Task directions.
Gather every line from the entries below that includes "date".

***

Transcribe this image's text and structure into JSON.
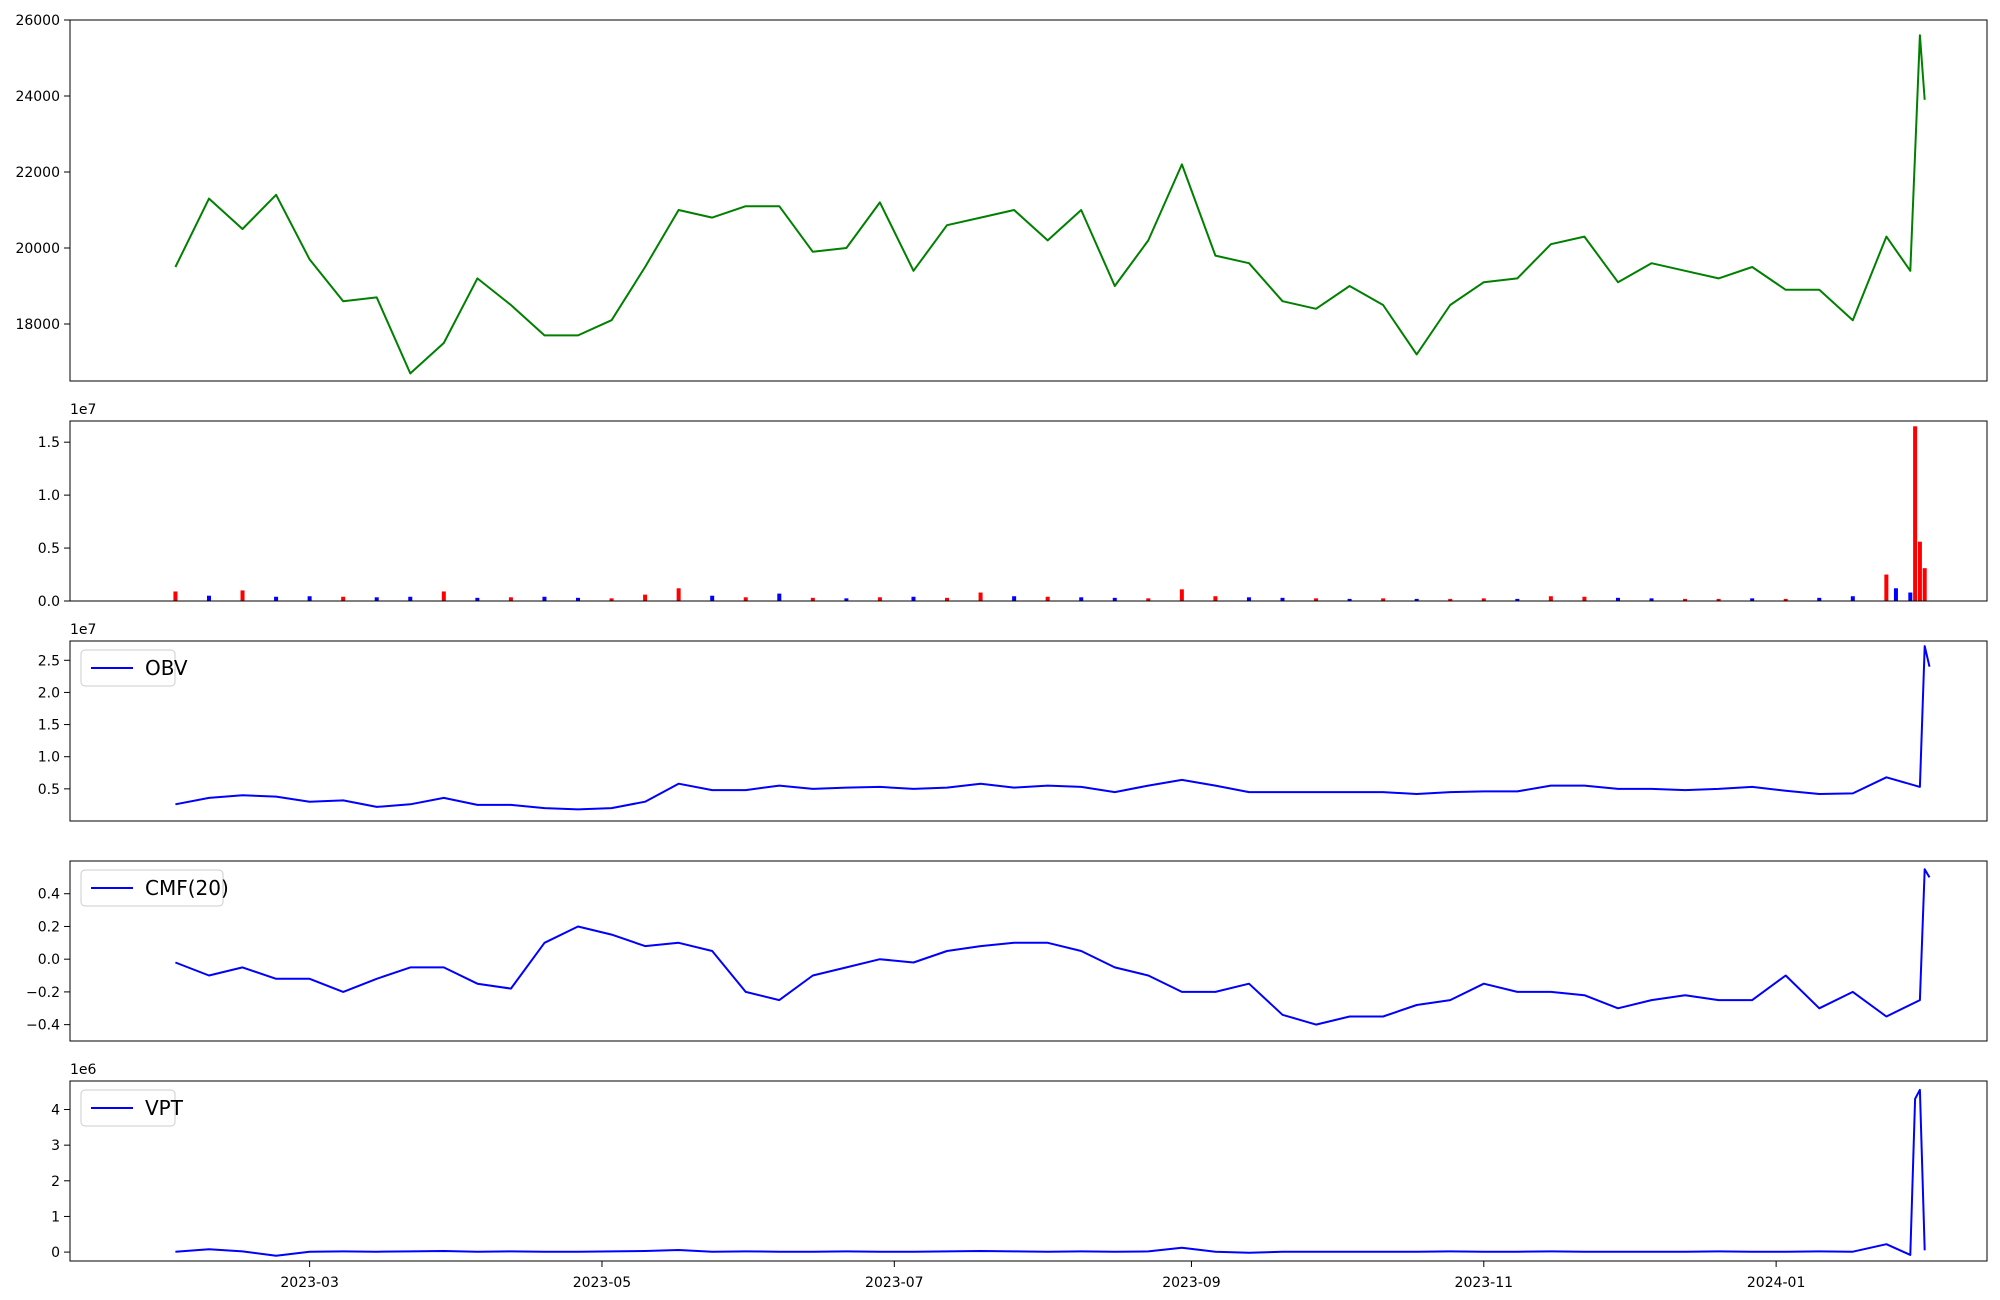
{
  "figure": {
    "background": "#ffffff"
  },
  "x_axis": {
    "range": [
      "2023-01-10",
      "2024-02-14"
    ],
    "ticks": [
      {
        "date": "2023-03-01",
        "label": "2023-03"
      },
      {
        "date": "2023-05-01",
        "label": "2023-05"
      },
      {
        "date": "2023-07-01",
        "label": "2023-07"
      },
      {
        "date": "2023-09-01",
        "label": "2023-09"
      },
      {
        "date": "2023-11-01",
        "label": "2023-11"
      },
      {
        "date": "2024-01-01",
        "label": "2024-01"
      }
    ]
  },
  "chart_data": [
    {
      "type": "line",
      "color": "#008000",
      "grid": false,
      "ylim": [
        16500,
        26000
      ],
      "y_ticks": [
        18000,
        20000,
        22000,
        24000,
        26000
      ],
      "y_tick_labels": [
        "18000",
        "20000",
        "22000",
        "24000",
        "26000"
      ],
      "x": [
        "2023-02-01",
        "2023-02-08",
        "2023-02-15",
        "2023-02-22",
        "2023-03-01",
        "2023-03-08",
        "2023-03-15",
        "2023-03-22",
        "2023-03-29",
        "2023-04-05",
        "2023-04-12",
        "2023-04-19",
        "2023-04-26",
        "2023-05-03",
        "2023-05-10",
        "2023-05-17",
        "2023-05-24",
        "2023-05-31",
        "2023-06-07",
        "2023-06-14",
        "2023-06-21",
        "2023-06-28",
        "2023-07-05",
        "2023-07-12",
        "2023-07-19",
        "2023-07-26",
        "2023-08-02",
        "2023-08-09",
        "2023-08-16",
        "2023-08-23",
        "2023-08-30",
        "2023-09-06",
        "2023-09-13",
        "2023-09-20",
        "2023-09-27",
        "2023-10-04",
        "2023-10-11",
        "2023-10-18",
        "2023-10-25",
        "2023-11-01",
        "2023-11-08",
        "2023-11-15",
        "2023-11-22",
        "2023-11-29",
        "2023-12-06",
        "2023-12-13",
        "2023-12-20",
        "2023-12-27",
        "2024-01-03",
        "2024-01-10",
        "2024-01-17",
        "2024-01-24",
        "2024-01-29",
        "2024-01-31",
        "2024-02-01"
      ],
      "y": [
        19500,
        21300,
        20500,
        21400,
        19700,
        18600,
        18700,
        16700,
        17500,
        19200,
        18500,
        17700,
        17700,
        18100,
        19500,
        21000,
        20800,
        21100,
        21100,
        19900,
        20000,
        21200,
        19400,
        20600,
        20800,
        21000,
        20200,
        21000,
        19000,
        20200,
        22200,
        19800,
        19600,
        18600,
        18400,
        19000,
        18500,
        17200,
        18500,
        19100,
        19200,
        20100,
        20300,
        19100,
        19600,
        19400,
        19200,
        19500,
        18900,
        18900,
        18100,
        20300,
        19400,
        25600,
        23900
      ]
    },
    {
      "type": "bar",
      "grid": false,
      "offset_label": "1e7",
      "ylim": [
        0,
        17000000
      ],
      "y_ticks": [
        0,
        5000000,
        10000000,
        15000000
      ],
      "y_tick_labels": [
        "0.0",
        "0.5",
        "1.0",
        "1.5"
      ],
      "colors": {
        "up": "#ff0000",
        "down": "#0000ff"
      },
      "x": [
        "2023-02-01",
        "2023-02-08",
        "2023-02-15",
        "2023-02-22",
        "2023-03-01",
        "2023-03-08",
        "2023-03-15",
        "2023-03-22",
        "2023-03-29",
        "2023-04-05",
        "2023-04-12",
        "2023-04-19",
        "2023-04-26",
        "2023-05-03",
        "2023-05-10",
        "2023-05-17",
        "2023-05-24",
        "2023-05-31",
        "2023-06-07",
        "2023-06-14",
        "2023-06-21",
        "2023-06-28",
        "2023-07-05",
        "2023-07-12",
        "2023-07-19",
        "2023-07-26",
        "2023-08-02",
        "2023-08-09",
        "2023-08-16",
        "2023-08-23",
        "2023-08-30",
        "2023-09-06",
        "2023-09-13",
        "2023-09-20",
        "2023-09-27",
        "2023-10-04",
        "2023-10-11",
        "2023-10-18",
        "2023-10-25",
        "2023-11-01",
        "2023-11-08",
        "2023-11-15",
        "2023-11-22",
        "2023-11-29",
        "2023-12-06",
        "2023-12-13",
        "2023-12-20",
        "2023-12-27",
        "2024-01-03",
        "2024-01-10",
        "2024-01-17",
        "2024-01-24",
        "2024-01-26",
        "2024-01-29",
        "2024-01-30",
        "2024-01-31",
        "2024-02-01"
      ],
      "values": [
        900000,
        500000,
        1000000,
        400000,
        450000,
        400000,
        350000,
        400000,
        900000,
        300000,
        350000,
        400000,
        300000,
        250000,
        600000,
        1200000,
        500000,
        350000,
        700000,
        300000,
        250000,
        350000,
        400000,
        300000,
        800000,
        450000,
        400000,
        350000,
        300000,
        250000,
        1100000,
        450000,
        350000,
        300000,
        250000,
        200000,
        250000,
        200000,
        200000,
        250000,
        200000,
        450000,
        400000,
        300000,
        250000,
        200000,
        200000,
        250000,
        200000,
        300000,
        450000,
        2500000,
        1200000,
        800000,
        16500000,
        5600000,
        3100000
      ],
      "direction": [
        "up",
        "down",
        "up",
        "down",
        "down",
        "up",
        "down",
        "down",
        "up",
        "down",
        "up",
        "down",
        "down",
        "up",
        "up",
        "up",
        "down",
        "up",
        "down",
        "up",
        "down",
        "up",
        "down",
        "up",
        "up",
        "down",
        "up",
        "down",
        "down",
        "up",
        "up",
        "up",
        "down",
        "down",
        "up",
        "down",
        "up",
        "down",
        "up",
        "up",
        "down",
        "up",
        "up",
        "down",
        "down",
        "up",
        "up",
        "down",
        "up",
        "down",
        "down",
        "up",
        "down",
        "down",
        "up",
        "up",
        "up"
      ]
    },
    {
      "type": "line",
      "color": "#0000ff",
      "grid": false,
      "offset_label": "1e7",
      "legend": {
        "entries": [
          "OBV"
        ],
        "position": "upper left"
      },
      "ylim": [
        0,
        28000000
      ],
      "y_ticks": [
        5000000,
        10000000,
        15000000,
        20000000,
        25000000
      ],
      "y_tick_labels": [
        "0.5",
        "1.0",
        "1.5",
        "2.0",
        "2.5"
      ],
      "x": [
        "2023-02-01",
        "2023-02-08",
        "2023-02-15",
        "2023-02-22",
        "2023-03-01",
        "2023-03-08",
        "2023-03-15",
        "2023-03-22",
        "2023-03-29",
        "2023-04-05",
        "2023-04-12",
        "2023-04-19",
        "2023-04-26",
        "2023-05-03",
        "2023-05-10",
        "2023-05-17",
        "2023-05-24",
        "2023-05-31",
        "2023-06-07",
        "2023-06-14",
        "2023-06-21",
        "2023-06-28",
        "2023-07-05",
        "2023-07-12",
        "2023-07-19",
        "2023-07-26",
        "2023-08-02",
        "2023-08-09",
        "2023-08-16",
        "2023-08-23",
        "2023-08-30",
        "2023-09-06",
        "2023-09-13",
        "2023-09-20",
        "2023-09-27",
        "2023-10-04",
        "2023-10-11",
        "2023-10-18",
        "2023-10-25",
        "2023-11-01",
        "2023-11-08",
        "2023-11-15",
        "2023-11-22",
        "2023-11-29",
        "2023-12-06",
        "2023-12-13",
        "2023-12-20",
        "2023-12-27",
        "2024-01-03",
        "2024-01-10",
        "2024-01-17",
        "2024-01-24",
        "2024-01-31",
        "2024-02-01",
        "2024-02-02"
      ],
      "y": [
        2600000,
        3600000,
        4000000,
        3800000,
        3000000,
        3200000,
        2200000,
        2600000,
        3600000,
        2500000,
        2500000,
        2000000,
        1800000,
        2000000,
        3000000,
        5800000,
        4800000,
        4800000,
        5500000,
        5000000,
        5200000,
        5300000,
        5000000,
        5200000,
        5800000,
        5200000,
        5500000,
        5300000,
        4500000,
        5500000,
        6400000,
        5500000,
        4500000,
        4500000,
        4500000,
        4500000,
        4500000,
        4200000,
        4500000,
        4600000,
        4600000,
        5500000,
        5500000,
        5000000,
        5000000,
        4800000,
        5000000,
        5300000,
        4700000,
        4200000,
        4300000,
        6800000,
        5300000,
        27200000,
        24000000
      ]
    },
    {
      "type": "line",
      "color": "#0000ff",
      "grid": false,
      "legend": {
        "entries": [
          "CMF(20)"
        ],
        "position": "upper left"
      },
      "ylim": [
        -0.5,
        0.6
      ],
      "y_ticks": [
        -0.4,
        -0.2,
        0.0,
        0.2,
        0.4
      ],
      "y_tick_labels": [
        "−0.4",
        "−0.2",
        "0.0",
        "0.2",
        "0.4"
      ],
      "x": [
        "2023-02-01",
        "2023-02-08",
        "2023-02-15",
        "2023-02-22",
        "2023-03-01",
        "2023-03-08",
        "2023-03-15",
        "2023-03-22",
        "2023-03-29",
        "2023-04-05",
        "2023-04-12",
        "2023-04-19",
        "2023-04-26",
        "2023-05-03",
        "2023-05-10",
        "2023-05-17",
        "2023-05-24",
        "2023-05-31",
        "2023-06-07",
        "2023-06-14",
        "2023-06-21",
        "2023-06-28",
        "2023-07-05",
        "2023-07-12",
        "2023-07-19",
        "2023-07-26",
        "2023-08-02",
        "2023-08-09",
        "2023-08-16",
        "2023-08-23",
        "2023-08-30",
        "2023-09-06",
        "2023-09-13",
        "2023-09-20",
        "2023-09-27",
        "2023-10-04",
        "2023-10-11",
        "2023-10-18",
        "2023-10-25",
        "2023-11-01",
        "2023-11-08",
        "2023-11-15",
        "2023-11-22",
        "2023-11-29",
        "2023-12-06",
        "2023-12-13",
        "2023-12-20",
        "2023-12-27",
        "2024-01-03",
        "2024-01-10",
        "2024-01-17",
        "2024-01-24",
        "2024-01-31",
        "2024-02-01",
        "2024-02-02"
      ],
      "y": [
        -0.02,
        -0.1,
        -0.05,
        -0.12,
        -0.12,
        -0.2,
        -0.12,
        -0.05,
        -0.05,
        -0.15,
        -0.18,
        0.1,
        0.2,
        0.15,
        0.08,
        0.1,
        0.05,
        -0.2,
        -0.25,
        -0.1,
        -0.05,
        0.0,
        -0.02,
        0.05,
        0.08,
        0.1,
        0.1,
        0.05,
        -0.05,
        -0.1,
        -0.2,
        -0.2,
        -0.15,
        -0.34,
        -0.4,
        -0.35,
        -0.35,
        -0.28,
        -0.25,
        -0.15,
        -0.2,
        -0.2,
        -0.22,
        -0.3,
        -0.25,
        -0.22,
        -0.25,
        -0.25,
        -0.1,
        -0.3,
        -0.2,
        -0.35,
        -0.25,
        0.55,
        0.5
      ]
    },
    {
      "type": "line",
      "color": "#0000ff",
      "grid": false,
      "offset_label": "1e6",
      "legend": {
        "entries": [
          "VPT"
        ],
        "position": "upper left"
      },
      "ylim": [
        -250000,
        4800000
      ],
      "y_ticks": [
        0,
        1000000,
        2000000,
        3000000,
        4000000
      ],
      "y_tick_labels": [
        "0",
        "1",
        "2",
        "3",
        "4"
      ],
      "x": [
        "2023-02-01",
        "2023-02-08",
        "2023-02-15",
        "2023-02-22",
        "2023-03-01",
        "2023-03-08",
        "2023-03-15",
        "2023-03-22",
        "2023-03-29",
        "2023-04-05",
        "2023-04-12",
        "2023-04-19",
        "2023-04-26",
        "2023-05-03",
        "2023-05-10",
        "2023-05-17",
        "2023-05-24",
        "2023-05-31",
        "2023-06-07",
        "2023-06-14",
        "2023-06-21",
        "2023-06-28",
        "2023-07-05",
        "2023-07-12",
        "2023-07-19",
        "2023-07-26",
        "2023-08-02",
        "2023-08-09",
        "2023-08-16",
        "2023-08-23",
        "2023-08-30",
        "2023-09-06",
        "2023-09-13",
        "2023-09-20",
        "2023-09-27",
        "2023-10-04",
        "2023-10-11",
        "2023-10-18",
        "2023-10-25",
        "2023-11-01",
        "2023-11-08",
        "2023-11-15",
        "2023-11-22",
        "2023-11-29",
        "2023-12-06",
        "2023-12-13",
        "2023-12-20",
        "2023-12-27",
        "2024-01-03",
        "2024-01-10",
        "2024-01-17",
        "2024-01-24",
        "2024-01-29",
        "2024-01-30",
        "2024-01-31",
        "2024-02-01"
      ],
      "y": [
        10000,
        80000,
        20000,
        -100000,
        10000,
        20000,
        10000,
        20000,
        30000,
        10000,
        20000,
        10000,
        10000,
        20000,
        30000,
        60000,
        10000,
        20000,
        10000,
        10000,
        20000,
        10000,
        10000,
        20000,
        30000,
        20000,
        10000,
        20000,
        10000,
        20000,
        120000,
        10000,
        -20000,
        10000,
        10000,
        10000,
        10000,
        10000,
        20000,
        10000,
        10000,
        20000,
        10000,
        10000,
        10000,
        10000,
        20000,
        10000,
        10000,
        20000,
        10000,
        220000,
        -80000,
        4300000,
        4550000,
        50000
      ]
    }
  ]
}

***

Final result.
        "date": "2023-03-01",
        "date": "2023-05-01",
        "date": "2023-07-01",
        "date": "2023-09-01",
        "date": "2023-11-01",
        "date": "2024-01-01",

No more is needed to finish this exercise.